[Data records]
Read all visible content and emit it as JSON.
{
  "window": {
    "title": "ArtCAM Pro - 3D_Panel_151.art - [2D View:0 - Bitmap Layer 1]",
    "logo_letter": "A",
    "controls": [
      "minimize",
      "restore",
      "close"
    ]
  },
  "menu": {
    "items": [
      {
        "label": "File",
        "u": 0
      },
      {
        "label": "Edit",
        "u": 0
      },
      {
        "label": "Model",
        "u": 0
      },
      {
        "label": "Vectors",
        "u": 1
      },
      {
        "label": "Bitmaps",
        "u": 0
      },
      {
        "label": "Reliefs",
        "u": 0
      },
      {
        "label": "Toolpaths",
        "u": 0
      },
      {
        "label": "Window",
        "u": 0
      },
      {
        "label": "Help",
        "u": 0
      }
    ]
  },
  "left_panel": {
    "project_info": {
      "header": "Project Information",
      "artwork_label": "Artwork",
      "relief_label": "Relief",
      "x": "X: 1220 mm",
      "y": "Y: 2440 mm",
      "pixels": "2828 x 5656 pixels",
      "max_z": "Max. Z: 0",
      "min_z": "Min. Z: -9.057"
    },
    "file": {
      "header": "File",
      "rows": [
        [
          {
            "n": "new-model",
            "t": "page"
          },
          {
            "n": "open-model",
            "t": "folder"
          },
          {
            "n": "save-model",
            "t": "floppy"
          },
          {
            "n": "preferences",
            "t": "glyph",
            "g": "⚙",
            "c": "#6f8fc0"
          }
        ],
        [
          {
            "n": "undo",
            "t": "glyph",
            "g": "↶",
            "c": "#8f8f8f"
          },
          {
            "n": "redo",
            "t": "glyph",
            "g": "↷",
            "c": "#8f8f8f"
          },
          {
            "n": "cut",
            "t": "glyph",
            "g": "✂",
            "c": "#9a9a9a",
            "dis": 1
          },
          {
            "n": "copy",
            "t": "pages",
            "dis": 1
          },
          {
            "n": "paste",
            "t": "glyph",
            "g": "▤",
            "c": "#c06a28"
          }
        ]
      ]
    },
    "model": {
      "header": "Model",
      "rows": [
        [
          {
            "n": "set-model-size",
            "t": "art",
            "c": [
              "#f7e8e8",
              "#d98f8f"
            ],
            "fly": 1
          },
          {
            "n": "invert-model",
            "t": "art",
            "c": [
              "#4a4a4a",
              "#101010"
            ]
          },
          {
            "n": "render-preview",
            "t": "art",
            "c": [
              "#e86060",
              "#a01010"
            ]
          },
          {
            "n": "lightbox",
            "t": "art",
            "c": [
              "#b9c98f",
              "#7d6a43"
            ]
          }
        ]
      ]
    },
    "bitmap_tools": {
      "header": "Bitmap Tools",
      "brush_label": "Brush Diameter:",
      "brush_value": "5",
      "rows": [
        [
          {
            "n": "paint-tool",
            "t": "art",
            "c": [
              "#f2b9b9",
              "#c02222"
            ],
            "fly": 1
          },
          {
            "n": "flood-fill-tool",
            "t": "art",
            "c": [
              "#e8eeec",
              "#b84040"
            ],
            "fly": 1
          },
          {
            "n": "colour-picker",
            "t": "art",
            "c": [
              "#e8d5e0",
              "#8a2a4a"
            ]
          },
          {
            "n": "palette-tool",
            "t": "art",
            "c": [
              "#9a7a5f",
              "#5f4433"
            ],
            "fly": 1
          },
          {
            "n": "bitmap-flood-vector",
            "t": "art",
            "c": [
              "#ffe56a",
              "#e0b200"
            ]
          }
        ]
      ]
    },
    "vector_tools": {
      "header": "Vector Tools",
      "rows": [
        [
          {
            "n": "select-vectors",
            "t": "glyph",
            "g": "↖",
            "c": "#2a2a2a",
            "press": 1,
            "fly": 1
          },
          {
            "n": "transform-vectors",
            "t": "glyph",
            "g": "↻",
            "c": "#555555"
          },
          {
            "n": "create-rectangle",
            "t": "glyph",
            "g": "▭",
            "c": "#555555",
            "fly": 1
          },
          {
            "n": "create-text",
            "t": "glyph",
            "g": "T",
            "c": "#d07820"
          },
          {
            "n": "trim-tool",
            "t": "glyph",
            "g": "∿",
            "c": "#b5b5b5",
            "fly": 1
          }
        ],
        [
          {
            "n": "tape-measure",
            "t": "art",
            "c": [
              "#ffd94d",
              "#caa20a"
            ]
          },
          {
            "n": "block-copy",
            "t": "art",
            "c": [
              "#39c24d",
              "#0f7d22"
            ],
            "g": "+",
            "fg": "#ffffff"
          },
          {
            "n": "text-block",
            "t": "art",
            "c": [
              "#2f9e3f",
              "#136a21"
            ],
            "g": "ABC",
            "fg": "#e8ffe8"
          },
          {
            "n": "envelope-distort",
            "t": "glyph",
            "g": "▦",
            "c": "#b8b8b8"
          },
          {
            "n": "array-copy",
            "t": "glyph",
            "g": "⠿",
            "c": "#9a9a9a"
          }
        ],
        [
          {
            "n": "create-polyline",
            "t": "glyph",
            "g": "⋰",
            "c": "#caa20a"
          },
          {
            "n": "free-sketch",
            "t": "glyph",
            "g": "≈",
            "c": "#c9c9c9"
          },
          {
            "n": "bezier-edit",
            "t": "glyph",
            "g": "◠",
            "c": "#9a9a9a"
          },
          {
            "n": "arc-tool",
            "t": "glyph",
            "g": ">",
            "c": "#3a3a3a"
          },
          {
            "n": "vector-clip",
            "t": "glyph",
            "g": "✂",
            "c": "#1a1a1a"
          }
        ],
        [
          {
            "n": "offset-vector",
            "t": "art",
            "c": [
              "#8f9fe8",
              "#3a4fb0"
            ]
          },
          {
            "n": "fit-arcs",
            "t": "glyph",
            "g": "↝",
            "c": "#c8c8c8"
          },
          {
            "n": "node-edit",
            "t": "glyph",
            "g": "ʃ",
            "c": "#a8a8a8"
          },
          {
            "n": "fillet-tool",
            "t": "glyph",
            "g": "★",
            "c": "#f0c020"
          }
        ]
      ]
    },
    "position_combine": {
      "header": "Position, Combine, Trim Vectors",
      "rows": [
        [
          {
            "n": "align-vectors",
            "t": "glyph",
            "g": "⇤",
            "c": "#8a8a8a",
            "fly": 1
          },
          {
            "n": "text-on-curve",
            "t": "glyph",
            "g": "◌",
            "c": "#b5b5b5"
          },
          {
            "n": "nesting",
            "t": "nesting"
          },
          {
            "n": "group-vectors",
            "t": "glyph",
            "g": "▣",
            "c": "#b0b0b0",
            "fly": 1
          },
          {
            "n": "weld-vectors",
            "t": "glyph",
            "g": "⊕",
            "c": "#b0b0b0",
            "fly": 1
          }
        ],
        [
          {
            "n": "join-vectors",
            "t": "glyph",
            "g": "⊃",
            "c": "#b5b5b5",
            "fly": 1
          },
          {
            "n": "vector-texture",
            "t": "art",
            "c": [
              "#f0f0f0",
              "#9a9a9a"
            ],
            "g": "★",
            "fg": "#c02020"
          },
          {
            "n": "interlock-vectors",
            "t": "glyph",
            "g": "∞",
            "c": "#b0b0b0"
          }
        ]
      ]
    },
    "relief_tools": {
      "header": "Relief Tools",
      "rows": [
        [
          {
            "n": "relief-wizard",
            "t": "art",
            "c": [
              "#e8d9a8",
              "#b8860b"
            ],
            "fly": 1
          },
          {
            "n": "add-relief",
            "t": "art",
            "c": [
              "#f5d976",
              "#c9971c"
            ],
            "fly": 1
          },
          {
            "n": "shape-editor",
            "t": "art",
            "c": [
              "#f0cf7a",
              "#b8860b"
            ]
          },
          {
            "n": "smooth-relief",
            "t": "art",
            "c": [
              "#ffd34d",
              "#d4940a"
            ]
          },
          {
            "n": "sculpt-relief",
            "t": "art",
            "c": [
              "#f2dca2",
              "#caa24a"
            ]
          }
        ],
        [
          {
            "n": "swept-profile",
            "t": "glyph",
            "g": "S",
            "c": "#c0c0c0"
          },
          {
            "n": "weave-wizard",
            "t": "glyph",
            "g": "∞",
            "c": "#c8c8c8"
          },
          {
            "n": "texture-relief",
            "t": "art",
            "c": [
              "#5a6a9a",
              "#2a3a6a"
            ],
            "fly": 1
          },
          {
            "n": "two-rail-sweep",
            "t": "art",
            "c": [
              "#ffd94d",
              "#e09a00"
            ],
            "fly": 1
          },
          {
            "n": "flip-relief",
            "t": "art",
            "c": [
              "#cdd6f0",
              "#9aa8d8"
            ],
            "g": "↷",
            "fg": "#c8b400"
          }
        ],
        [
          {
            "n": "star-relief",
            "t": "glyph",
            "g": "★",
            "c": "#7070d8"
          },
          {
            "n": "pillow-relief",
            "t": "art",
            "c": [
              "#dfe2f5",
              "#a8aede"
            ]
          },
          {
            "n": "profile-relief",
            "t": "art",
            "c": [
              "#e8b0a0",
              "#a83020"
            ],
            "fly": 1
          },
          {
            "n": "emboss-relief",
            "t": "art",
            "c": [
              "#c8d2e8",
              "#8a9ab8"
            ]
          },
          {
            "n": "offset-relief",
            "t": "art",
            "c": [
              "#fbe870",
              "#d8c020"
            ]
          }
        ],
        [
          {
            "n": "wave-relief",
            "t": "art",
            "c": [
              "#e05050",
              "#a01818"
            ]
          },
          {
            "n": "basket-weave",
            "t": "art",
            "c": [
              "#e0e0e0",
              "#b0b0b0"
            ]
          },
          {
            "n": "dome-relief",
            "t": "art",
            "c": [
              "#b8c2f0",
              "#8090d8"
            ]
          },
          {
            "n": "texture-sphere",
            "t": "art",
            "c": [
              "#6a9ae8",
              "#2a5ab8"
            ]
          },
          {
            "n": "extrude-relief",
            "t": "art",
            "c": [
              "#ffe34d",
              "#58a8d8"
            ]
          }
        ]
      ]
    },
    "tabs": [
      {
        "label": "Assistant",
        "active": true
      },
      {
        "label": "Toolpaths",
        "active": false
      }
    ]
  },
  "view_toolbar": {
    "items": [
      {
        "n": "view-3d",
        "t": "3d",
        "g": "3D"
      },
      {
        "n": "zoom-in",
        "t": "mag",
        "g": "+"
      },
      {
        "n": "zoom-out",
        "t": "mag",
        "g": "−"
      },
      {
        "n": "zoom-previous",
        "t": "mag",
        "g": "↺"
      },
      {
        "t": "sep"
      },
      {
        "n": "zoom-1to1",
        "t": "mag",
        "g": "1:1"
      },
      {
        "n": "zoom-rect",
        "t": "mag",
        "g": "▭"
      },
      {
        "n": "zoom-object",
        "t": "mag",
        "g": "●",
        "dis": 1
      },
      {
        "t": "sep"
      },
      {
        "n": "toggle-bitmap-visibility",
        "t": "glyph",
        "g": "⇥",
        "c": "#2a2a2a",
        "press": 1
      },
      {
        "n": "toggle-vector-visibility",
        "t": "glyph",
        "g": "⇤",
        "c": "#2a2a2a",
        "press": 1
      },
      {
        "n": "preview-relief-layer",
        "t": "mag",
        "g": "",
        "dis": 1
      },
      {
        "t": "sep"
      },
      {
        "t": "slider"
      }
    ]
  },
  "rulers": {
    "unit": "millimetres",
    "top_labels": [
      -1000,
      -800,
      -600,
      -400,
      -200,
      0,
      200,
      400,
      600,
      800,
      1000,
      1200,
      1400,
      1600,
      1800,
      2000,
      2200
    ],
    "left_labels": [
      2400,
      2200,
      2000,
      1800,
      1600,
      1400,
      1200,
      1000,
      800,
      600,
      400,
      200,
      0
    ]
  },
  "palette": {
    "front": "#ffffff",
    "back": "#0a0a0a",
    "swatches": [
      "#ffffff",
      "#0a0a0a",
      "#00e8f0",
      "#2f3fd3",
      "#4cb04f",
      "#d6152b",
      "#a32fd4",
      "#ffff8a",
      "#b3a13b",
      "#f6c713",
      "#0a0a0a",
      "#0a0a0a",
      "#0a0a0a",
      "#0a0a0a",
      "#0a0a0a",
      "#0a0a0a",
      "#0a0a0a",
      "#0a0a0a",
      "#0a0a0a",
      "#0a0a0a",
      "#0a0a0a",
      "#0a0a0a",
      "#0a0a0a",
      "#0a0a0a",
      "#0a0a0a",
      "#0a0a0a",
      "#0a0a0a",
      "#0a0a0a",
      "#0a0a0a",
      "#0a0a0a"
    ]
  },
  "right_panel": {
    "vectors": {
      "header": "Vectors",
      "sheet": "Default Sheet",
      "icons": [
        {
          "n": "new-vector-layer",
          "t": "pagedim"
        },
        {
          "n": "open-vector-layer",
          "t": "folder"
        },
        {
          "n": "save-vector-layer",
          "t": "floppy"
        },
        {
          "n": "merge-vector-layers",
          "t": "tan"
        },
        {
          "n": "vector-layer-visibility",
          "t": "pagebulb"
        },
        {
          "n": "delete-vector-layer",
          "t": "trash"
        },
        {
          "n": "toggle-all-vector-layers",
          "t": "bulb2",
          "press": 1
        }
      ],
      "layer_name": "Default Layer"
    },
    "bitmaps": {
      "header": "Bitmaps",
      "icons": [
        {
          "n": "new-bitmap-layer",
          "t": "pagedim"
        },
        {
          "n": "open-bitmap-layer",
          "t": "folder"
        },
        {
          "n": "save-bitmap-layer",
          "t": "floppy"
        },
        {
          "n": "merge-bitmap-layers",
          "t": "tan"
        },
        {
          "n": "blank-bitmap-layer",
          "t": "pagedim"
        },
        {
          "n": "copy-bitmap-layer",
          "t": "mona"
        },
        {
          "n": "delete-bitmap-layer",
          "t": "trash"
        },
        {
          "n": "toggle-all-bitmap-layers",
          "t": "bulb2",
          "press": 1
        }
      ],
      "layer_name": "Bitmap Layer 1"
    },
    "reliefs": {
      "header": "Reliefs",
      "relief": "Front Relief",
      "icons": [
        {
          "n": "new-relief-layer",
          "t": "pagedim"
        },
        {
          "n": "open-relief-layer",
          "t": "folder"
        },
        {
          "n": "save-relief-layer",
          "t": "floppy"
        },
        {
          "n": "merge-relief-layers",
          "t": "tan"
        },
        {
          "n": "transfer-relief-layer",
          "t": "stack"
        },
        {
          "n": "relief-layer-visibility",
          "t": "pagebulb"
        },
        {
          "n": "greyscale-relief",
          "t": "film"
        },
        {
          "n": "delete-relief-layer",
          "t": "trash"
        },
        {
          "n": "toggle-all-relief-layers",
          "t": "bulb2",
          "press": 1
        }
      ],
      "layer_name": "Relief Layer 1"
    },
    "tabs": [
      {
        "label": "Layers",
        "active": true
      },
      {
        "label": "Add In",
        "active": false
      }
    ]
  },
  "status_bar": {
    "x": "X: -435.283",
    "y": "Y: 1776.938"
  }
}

> _Aim_
Look over the material above and show each line where "zoom" appears.

> _Exercise result_
        "n": "zoom-in",
        "n": "zoom-out",
        "n": "zoom-previous",
        "n": "zoom-1to1",
        "n": "zoom-rect",
        "n": "zoom-object",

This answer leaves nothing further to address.